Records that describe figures
__________________________________________________

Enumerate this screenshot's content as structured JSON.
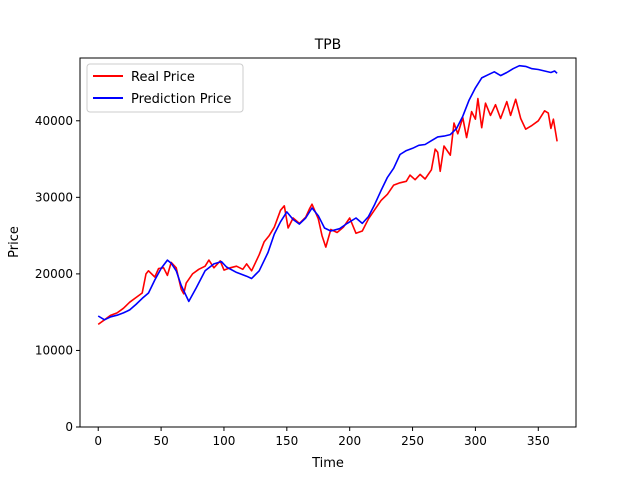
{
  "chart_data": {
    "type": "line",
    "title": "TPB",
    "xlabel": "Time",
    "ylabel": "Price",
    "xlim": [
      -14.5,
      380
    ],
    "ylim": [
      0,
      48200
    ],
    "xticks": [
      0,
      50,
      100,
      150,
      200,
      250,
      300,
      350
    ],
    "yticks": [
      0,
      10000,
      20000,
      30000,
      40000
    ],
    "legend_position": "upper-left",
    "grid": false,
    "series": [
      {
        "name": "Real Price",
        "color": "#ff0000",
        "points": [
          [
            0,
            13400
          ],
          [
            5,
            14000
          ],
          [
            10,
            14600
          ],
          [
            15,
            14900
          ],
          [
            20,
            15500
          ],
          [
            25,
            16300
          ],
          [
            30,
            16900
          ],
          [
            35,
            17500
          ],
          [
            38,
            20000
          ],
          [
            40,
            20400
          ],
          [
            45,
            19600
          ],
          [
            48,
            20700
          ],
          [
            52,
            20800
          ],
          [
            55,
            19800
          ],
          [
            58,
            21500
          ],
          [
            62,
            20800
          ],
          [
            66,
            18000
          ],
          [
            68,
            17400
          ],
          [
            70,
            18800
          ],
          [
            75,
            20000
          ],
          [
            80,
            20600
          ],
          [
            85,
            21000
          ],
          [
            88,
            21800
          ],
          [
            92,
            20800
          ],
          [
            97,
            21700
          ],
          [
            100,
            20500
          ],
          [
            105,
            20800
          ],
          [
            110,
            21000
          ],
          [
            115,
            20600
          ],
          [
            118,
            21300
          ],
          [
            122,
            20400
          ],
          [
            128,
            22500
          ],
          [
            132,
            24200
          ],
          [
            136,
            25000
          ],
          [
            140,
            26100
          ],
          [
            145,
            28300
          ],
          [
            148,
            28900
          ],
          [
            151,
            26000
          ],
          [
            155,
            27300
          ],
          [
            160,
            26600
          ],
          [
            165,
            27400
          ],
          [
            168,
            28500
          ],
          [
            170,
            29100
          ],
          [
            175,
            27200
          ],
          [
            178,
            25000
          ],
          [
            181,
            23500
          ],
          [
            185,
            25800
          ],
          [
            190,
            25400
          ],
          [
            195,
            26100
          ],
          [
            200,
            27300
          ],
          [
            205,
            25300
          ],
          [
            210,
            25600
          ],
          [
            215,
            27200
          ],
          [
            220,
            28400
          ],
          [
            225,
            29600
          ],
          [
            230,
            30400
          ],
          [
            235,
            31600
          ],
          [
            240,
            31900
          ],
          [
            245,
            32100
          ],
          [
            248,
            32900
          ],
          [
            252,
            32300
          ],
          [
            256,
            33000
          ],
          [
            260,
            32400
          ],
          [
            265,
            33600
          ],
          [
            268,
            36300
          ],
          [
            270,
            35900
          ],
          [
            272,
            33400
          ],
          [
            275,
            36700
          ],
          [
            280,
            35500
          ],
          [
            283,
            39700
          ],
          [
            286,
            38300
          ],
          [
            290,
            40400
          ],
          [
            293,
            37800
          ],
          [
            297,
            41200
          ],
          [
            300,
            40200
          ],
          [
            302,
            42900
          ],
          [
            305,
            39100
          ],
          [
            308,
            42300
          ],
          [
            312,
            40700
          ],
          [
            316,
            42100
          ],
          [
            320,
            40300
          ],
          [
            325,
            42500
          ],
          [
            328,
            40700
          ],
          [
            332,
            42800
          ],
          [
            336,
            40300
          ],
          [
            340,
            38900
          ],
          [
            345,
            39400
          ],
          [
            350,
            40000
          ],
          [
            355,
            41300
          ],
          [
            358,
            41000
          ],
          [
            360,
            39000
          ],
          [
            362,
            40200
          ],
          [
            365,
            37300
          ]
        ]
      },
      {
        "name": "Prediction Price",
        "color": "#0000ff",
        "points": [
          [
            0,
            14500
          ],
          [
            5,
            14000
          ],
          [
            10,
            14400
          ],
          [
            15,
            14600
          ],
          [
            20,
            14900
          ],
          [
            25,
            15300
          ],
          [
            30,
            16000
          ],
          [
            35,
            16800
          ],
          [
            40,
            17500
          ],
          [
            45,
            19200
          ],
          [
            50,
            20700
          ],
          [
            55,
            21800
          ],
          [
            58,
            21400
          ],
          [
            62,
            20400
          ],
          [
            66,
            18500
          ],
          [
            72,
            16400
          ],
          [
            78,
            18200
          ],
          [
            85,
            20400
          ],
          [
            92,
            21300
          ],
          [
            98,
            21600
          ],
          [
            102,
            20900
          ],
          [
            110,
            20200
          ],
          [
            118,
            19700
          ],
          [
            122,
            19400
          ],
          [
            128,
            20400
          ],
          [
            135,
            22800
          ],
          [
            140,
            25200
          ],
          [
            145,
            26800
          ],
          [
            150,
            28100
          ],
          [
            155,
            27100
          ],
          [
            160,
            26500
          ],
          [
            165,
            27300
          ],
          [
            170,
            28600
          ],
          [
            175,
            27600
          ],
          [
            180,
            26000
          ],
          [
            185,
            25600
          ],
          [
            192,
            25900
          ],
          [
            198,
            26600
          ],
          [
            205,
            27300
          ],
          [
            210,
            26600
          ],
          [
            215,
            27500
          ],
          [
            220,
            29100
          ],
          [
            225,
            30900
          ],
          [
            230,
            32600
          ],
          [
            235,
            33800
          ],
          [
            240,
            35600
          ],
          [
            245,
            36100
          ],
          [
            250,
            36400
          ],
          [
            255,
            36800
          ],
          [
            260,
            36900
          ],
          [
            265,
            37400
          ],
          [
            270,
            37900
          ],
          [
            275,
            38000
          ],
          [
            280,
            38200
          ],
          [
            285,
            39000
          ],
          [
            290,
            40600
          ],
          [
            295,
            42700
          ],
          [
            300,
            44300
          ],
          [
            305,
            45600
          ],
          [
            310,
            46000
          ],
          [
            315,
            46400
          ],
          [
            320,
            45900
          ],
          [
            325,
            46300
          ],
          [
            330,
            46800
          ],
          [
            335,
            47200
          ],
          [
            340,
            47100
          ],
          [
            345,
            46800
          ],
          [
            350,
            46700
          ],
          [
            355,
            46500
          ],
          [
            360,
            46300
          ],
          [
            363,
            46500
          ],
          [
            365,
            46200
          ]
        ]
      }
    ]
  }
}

__________________________________________________

- **DIRECTION**
Find how many lines in the records contain the string "Price", then give the number alone.

- **RESULT**
3